───── Record excerpts

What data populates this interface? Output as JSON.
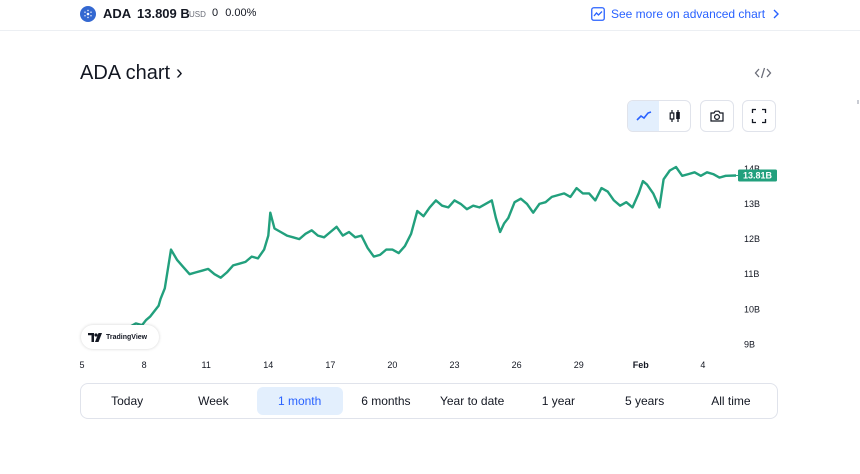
{
  "header": {
    "symbol": "ADA",
    "price": "13.809 B",
    "currency": "USD",
    "change_abs": "0",
    "change_pct": "0.00%",
    "advanced_link": "See more on advanced chart"
  },
  "title": "ADA chart",
  "title_arrow": "›",
  "toolbar": {
    "active_style": "line",
    "icons": [
      "line-chart-icon",
      "candles-icon",
      "camera-icon",
      "fullscreen-icon",
      "embed-code-icon"
    ]
  },
  "badge": {
    "label": "TradingView"
  },
  "ranges": [
    {
      "label": "Today",
      "active": false
    },
    {
      "label": "Week",
      "active": false
    },
    {
      "label": "1 month",
      "active": true
    },
    {
      "label": "6 months",
      "active": false
    },
    {
      "label": "Year to date",
      "active": false
    },
    {
      "label": "1 year",
      "active": false
    },
    {
      "label": "5 years",
      "active": false
    },
    {
      "label": "All time",
      "active": false
    }
  ],
  "colors": {
    "line": "#22a07d",
    "accent": "#2962ff",
    "active_bg": "#e3effd",
    "coin": "#3468d1"
  },
  "chart_data": {
    "type": "line",
    "ylabel": "",
    "xlabel": "",
    "x_ticks": [
      "5",
      "8",
      "11",
      "14",
      "17",
      "20",
      "23",
      "26",
      "29",
      "Feb",
      "4"
    ],
    "x_tick_positions": [
      5,
      8,
      11,
      14,
      17,
      20,
      23,
      26,
      29,
      32,
      35
    ],
    "y_ticks": [
      "9B",
      "10B",
      "11B",
      "12B",
      "13B",
      "14B"
    ],
    "y_tick_values": [
      9,
      10,
      11,
      12,
      13,
      14
    ],
    "ylim": [
      8.9,
      14.25
    ],
    "xlim": [
      5,
      36.6
    ],
    "last_value_label": "13.81B",
    "last_value": 13.81,
    "grid": false,
    "series": [
      {
        "name": "",
        "x": [
          5.0,
          5.5,
          6.0,
          6.5,
          7.0,
          7.3,
          7.6,
          7.9,
          8.1,
          8.3,
          8.5,
          8.7,
          8.8,
          9.0,
          9.3,
          9.6,
          9.9,
          10.2,
          10.5,
          10.8,
          11.1,
          11.4,
          11.7,
          12.0,
          12.3,
          12.6,
          12.9,
          13.2,
          13.5,
          13.8,
          14.0,
          14.1,
          14.3,
          14.6,
          14.9,
          15.2,
          15.5,
          15.8,
          16.1,
          16.4,
          16.7,
          17.0,
          17.3,
          17.6,
          17.9,
          18.2,
          18.5,
          18.8,
          19.1,
          19.4,
          19.7,
          20.0,
          20.3,
          20.6,
          20.9,
          21.2,
          21.5,
          21.8,
          22.1,
          22.4,
          22.7,
          23.0,
          23.3,
          23.6,
          23.9,
          24.2,
          24.5,
          24.8,
          25.0,
          25.2,
          25.4,
          25.6,
          25.9,
          26.2,
          26.5,
          26.8,
          27.1,
          27.4,
          27.7,
          28.0,
          28.3,
          28.6,
          28.9,
          29.2,
          29.5,
          29.8,
          30.1,
          30.4,
          30.7,
          31.0,
          31.3,
          31.6,
          31.9,
          32.1,
          32.3,
          32.6,
          32.9,
          33.1,
          33.4,
          33.7,
          34.0,
          34.3,
          34.6,
          34.9,
          35.2,
          35.5,
          35.8,
          36.1,
          36.6
        ],
        "values": [
          9.2,
          9.3,
          9.35,
          9.4,
          9.45,
          9.5,
          9.6,
          9.55,
          9.7,
          9.8,
          9.95,
          10.1,
          10.3,
          10.6,
          11.7,
          11.4,
          11.2,
          11.0,
          11.05,
          11.1,
          11.15,
          11.0,
          10.9,
          11.05,
          11.25,
          11.3,
          11.35,
          11.5,
          11.45,
          11.7,
          12.1,
          12.75,
          12.3,
          12.2,
          12.1,
          12.05,
          12.0,
          12.15,
          12.25,
          12.1,
          12.05,
          12.2,
          12.35,
          12.1,
          12.2,
          12.05,
          12.1,
          11.75,
          11.5,
          11.55,
          11.7,
          11.7,
          11.6,
          11.8,
          12.15,
          12.8,
          12.65,
          12.9,
          13.1,
          12.95,
          12.9,
          13.1,
          13.0,
          12.85,
          12.95,
          12.9,
          13.0,
          13.1,
          12.6,
          12.2,
          12.45,
          12.6,
          13.05,
          13.15,
          13.0,
          12.75,
          13.0,
          13.05,
          13.2,
          13.25,
          13.3,
          13.2,
          13.45,
          13.3,
          13.3,
          13.1,
          13.45,
          13.35,
          13.1,
          12.95,
          13.05,
          12.9,
          13.3,
          13.65,
          13.55,
          13.3,
          12.9,
          13.7,
          13.95,
          14.05,
          13.8,
          13.85,
          13.9,
          13.8,
          13.9,
          13.85,
          13.75,
          13.8,
          13.81
        ]
      }
    ]
  }
}
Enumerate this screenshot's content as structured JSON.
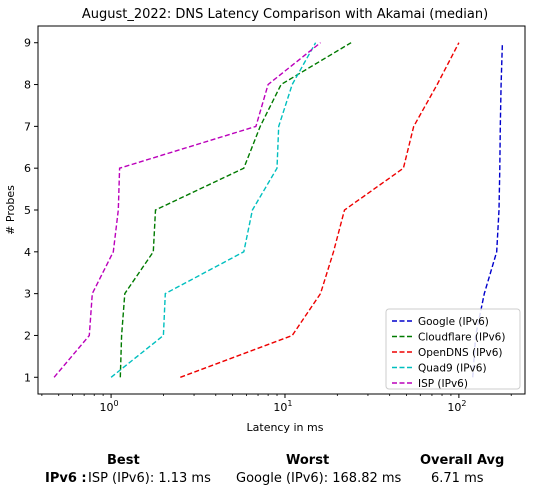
{
  "chart_data": {
    "type": "line",
    "title": "August_2022: DNS Latency Comparison with Akamai (median)",
    "xlabel": "Latency in ms",
    "ylabel": "# Probes",
    "xscale": "log",
    "xlim": [
      0.38,
      240
    ],
    "ylim": [
      0.6,
      9.4
    ],
    "xticks": [
      {
        "value": 1,
        "label": "10^0"
      },
      {
        "value": 10,
        "label": "10^1"
      },
      {
        "value": 100,
        "label": "10^2"
      }
    ],
    "yticks": [
      1,
      2,
      3,
      4,
      5,
      6,
      7,
      8,
      9
    ],
    "grid": false,
    "legend": "lower-right",
    "series": [
      {
        "name": "Google (IPv6)",
        "color": "#0000cc",
        "dash": "dashed",
        "points": [
          [
            120,
            1
          ],
          [
            125,
            2
          ],
          [
            140,
            3
          ],
          [
            165,
            4
          ],
          [
            170,
            5
          ],
          [
            172,
            6
          ],
          [
            173,
            7
          ],
          [
            175,
            8
          ],
          [
            178,
            9
          ]
        ]
      },
      {
        "name": "Cloudflare (IPv6)",
        "color": "#007a00",
        "dash": "dashed",
        "points": [
          [
            1.13,
            1
          ],
          [
            1.15,
            2
          ],
          [
            1.2,
            3
          ],
          [
            1.75,
            4
          ],
          [
            1.8,
            5
          ],
          [
            5.8,
            6
          ],
          [
            7.2,
            7
          ],
          [
            9.5,
            8
          ],
          [
            24,
            9
          ]
        ]
      },
      {
        "name": "OpenDNS (IPv6)",
        "color": "#ee0000",
        "dash": "dashed",
        "points": [
          [
            2.5,
            1
          ],
          [
            11,
            2
          ],
          [
            16,
            3
          ],
          [
            19,
            4
          ],
          [
            22,
            5
          ],
          [
            48,
            6
          ],
          [
            55,
            7
          ],
          [
            75,
            8
          ],
          [
            100,
            9
          ]
        ]
      },
      {
        "name": "Quad9 (IPv6)",
        "color": "#00bfbf",
        "dash": "dashed",
        "points": [
          [
            1.0,
            1
          ],
          [
            2.0,
            2
          ],
          [
            2.05,
            3
          ],
          [
            5.8,
            4
          ],
          [
            6.5,
            5
          ],
          [
            9.0,
            6
          ],
          [
            9.2,
            7
          ],
          [
            11,
            8
          ],
          [
            15,
            9
          ]
        ]
      },
      {
        "name": "ISP (IPv6)",
        "color": "#bb00bb",
        "dash": "dashed",
        "points": [
          [
            0.47,
            1
          ],
          [
            0.75,
            2
          ],
          [
            0.78,
            3
          ],
          [
            1.03,
            4
          ],
          [
            1.1,
            5
          ],
          [
            1.12,
            6
          ],
          [
            6.8,
            7
          ],
          [
            8.0,
            8
          ],
          [
            16,
            9
          ]
        ]
      }
    ]
  },
  "summary": {
    "headers": {
      "best": "Best",
      "worst": "Worst",
      "avg": "Overall Avg"
    },
    "row_label": "IPv6 :",
    "best": "ISP (IPv6): 1.13 ms",
    "worst": "Google (IPv6): 168.82 ms",
    "avg": "6.71 ms"
  }
}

──────────

Short exercise
Search the entries for the string "worst" and collect each line that has it.

Complete answer
      "worst": "Worst",
    "worst": "Google (IPv6): 168.82 ms",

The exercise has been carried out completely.